* _What is asked_
Reproduce the complete listing without any deviation.

* _Records for this exercise_
-=-=-
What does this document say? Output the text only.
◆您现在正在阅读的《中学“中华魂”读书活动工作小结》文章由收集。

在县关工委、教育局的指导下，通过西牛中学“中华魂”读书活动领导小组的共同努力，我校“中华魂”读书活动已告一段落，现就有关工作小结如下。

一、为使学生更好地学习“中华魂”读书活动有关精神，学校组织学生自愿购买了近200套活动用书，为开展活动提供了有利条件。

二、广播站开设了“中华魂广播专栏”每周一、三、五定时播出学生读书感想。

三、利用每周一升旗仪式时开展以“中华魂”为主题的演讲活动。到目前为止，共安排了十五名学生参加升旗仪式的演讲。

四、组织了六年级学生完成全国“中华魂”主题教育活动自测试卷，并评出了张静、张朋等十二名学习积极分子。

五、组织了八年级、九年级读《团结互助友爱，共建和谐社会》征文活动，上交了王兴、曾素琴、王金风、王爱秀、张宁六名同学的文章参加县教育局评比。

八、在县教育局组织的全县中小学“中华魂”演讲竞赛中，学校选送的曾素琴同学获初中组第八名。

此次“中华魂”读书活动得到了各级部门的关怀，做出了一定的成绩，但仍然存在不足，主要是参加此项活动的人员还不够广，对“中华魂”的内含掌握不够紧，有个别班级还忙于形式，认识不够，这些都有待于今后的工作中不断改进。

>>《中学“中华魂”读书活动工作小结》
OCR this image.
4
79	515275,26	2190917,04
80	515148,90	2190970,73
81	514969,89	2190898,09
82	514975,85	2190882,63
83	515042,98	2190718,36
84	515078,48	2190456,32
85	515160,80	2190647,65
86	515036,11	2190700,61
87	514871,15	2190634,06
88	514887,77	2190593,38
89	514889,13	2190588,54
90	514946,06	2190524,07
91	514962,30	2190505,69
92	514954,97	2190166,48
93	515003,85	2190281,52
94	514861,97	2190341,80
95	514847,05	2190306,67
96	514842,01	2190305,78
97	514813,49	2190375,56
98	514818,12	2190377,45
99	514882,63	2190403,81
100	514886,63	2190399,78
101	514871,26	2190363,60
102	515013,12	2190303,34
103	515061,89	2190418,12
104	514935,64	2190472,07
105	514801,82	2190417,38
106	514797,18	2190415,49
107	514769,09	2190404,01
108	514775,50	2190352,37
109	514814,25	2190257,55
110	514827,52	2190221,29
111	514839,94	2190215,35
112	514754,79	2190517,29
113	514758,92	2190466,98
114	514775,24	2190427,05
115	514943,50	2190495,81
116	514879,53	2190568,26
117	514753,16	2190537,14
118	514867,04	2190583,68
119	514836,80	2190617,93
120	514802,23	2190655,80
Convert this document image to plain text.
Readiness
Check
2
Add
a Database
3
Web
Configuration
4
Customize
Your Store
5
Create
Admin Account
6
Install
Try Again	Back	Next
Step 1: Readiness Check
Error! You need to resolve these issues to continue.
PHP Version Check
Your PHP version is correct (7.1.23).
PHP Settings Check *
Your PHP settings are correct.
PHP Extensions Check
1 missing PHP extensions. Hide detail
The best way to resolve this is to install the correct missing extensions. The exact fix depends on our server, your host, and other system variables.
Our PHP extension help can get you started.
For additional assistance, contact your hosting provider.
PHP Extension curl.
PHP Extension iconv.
-=-=-
* _Task result_
What does this document say? Output the text only.
◆您现在正在阅读的《中学“中华魂”读书活动工作小结》文章由收集。

在县关工委、教育局的指导下，通过西牛中学“中华魂”读书活动领导小组的共同努力，我校“中华魂”读书活动已告一段落，现就有关工作小结如下。

一、为使学生更好地学习“中华魂”读书活动有关精神，学校组织学生自愿购买了近200套活动用书，为开展活动提供了有利条件。

二、广播站开设了“中华魂广播专栏”每周一、三、五定时播出学生读书感想。

三、利用每周一升旗仪式时开展以“中华魂”为主题的演讲活动。到目前为止，共安排了十五名学生参加升旗仪式的演讲。

四、组织了六年级学生完成全国“中华魂”主题教育活动自测试卷，并评出了张静、张朋等十二名学习积极分子。

五、组织了八年级、九年级读《团结互助友爱，共建和谐社会》征文活动，上交了王兴、曾素琴、王金风、王爱秀、张宁六名同学的文章参加县教育局评比。

八、在县教育局组织的全县中小学“中华魂”演讲竞赛中，学校选送的曾素琴同学获初中组第八名。

此次“中华魂”读书活动得到了各级部门的关怀，做出了一定的成绩，但仍然存在不足，主要是参加此项活动的人员还不够广，对“中华魂”的内含掌握不够紧，有个别班级还忙于形式，认识不够，这些都有待于今后的工作中不断改进。

>>《中学“中华魂”读书活动工作小结》
OCR this image.
4
79	515275,26	2190917,04
80	515148,90	2190970,73
81	514969,89	2190898,09
82	514975,85	2190882,63
83	515042,98	2190718,36
84	515078,48	2190456,32
85	515160,80	2190647,65
86	515036,11	2190700,61
87	514871,15	2190634,06
88	514887,77	2190593,38
89	514889,13	2190588,54
90	514946,06	2190524,07
91	514962,30	2190505,69
92	514954,97	2190166,48
93	515003,85	2190281,52
94	514861,97	2190341,80
95	514847,05	2190306,67
96	514842,01	2190305,78
97	514813,49	2190375,56
98	514818,12	2190377,45
99	514882,63	2190403,81
100	514886,63	2190399,78
101	514871,26	2190363,60
102	515013,12	2190303,34
103	515061,89	2190418,12
104	514935,64	2190472,07
105	514801,82	2190417,38
106	514797,18	2190415,49
107	514769,09	2190404,01
108	514775,50	2190352,37
109	514814,25	2190257,55
110	514827,52	2190221,29
111	514839,94	2190215,35
112	514754,79	2190517,29
113	514758,92	2190466,98
114	514775,24	2190427,05
115	514943,50	2190495,81
116	514879,53	2190568,26
117	514753,16	2190537,14
118	514867,04	2190583,68
119	514836,80	2190617,93
120	514802,23	2190655,80
Convert this document image to plain text.
Readiness
Check
2
Add
a Database
3
Web
Configuration
4
Customize
Your Store
5
Create
Admin Account
6
Install
Try Again	Back	Next
Step 1: Readiness Check
Error! You need to resolve these issues to continue.
PHP Version Check
Your PHP version is correct (7.1.23).
PHP Settings Check *
Your PHP settings are correct.
PHP Extensions Check
1 missing PHP extensions. Hide detail
The best way to resolve this is to install the correct missing extensions. The exact fix depends on our server, your host, and other system variables.
Our PHP extension help can get you started.
For additional assistance, contact your hosting provider.
PHP Extension curl.
PHP Extension iconv.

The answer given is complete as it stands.